---- Record list

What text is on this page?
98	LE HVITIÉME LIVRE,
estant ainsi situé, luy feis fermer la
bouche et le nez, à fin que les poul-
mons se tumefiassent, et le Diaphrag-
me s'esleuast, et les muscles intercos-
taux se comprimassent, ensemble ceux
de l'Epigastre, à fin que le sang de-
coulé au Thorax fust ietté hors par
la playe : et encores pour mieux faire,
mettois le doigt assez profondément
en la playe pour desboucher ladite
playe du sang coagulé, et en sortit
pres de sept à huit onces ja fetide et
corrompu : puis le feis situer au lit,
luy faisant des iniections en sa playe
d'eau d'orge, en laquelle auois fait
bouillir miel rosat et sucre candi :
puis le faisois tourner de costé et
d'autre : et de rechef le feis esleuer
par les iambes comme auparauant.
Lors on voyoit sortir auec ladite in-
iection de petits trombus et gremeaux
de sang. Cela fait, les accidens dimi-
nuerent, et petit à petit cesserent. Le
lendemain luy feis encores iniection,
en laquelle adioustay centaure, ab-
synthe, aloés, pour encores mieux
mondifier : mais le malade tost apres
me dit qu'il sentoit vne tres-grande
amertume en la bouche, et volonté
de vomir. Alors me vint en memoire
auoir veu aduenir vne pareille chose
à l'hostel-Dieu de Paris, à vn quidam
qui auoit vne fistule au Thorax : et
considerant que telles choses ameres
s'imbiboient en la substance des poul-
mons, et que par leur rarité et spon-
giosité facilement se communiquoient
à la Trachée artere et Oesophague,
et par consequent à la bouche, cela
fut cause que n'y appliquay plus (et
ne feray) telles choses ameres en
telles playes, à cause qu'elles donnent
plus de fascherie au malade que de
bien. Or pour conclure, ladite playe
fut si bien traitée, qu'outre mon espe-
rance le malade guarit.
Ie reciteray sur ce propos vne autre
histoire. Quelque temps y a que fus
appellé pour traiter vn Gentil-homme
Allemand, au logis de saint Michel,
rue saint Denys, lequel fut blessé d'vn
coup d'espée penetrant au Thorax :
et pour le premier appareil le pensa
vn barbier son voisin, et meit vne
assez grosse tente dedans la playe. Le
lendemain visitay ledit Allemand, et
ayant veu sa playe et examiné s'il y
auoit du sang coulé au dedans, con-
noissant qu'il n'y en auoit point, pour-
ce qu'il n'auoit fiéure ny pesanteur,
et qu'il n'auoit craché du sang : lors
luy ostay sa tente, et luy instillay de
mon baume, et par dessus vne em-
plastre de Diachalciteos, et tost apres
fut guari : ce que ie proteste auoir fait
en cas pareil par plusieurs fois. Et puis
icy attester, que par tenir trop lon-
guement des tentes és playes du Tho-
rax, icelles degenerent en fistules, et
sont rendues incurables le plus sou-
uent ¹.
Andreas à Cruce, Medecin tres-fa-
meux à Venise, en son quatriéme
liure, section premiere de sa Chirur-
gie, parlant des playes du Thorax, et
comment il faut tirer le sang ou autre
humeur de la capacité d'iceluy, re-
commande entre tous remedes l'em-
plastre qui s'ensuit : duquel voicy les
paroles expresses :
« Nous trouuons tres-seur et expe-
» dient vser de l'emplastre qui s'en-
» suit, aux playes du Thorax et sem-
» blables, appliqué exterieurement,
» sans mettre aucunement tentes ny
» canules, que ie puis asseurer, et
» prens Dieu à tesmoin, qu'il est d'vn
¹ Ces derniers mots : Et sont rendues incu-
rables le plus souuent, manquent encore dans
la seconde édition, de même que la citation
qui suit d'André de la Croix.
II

--------

# Exercise objective
Go through the material line by line. Show each line that contains the string "bien".

# Answer to this task
bien. Or pour conclure, ladite playe
fut si bien traitée, qu'outre mon espe-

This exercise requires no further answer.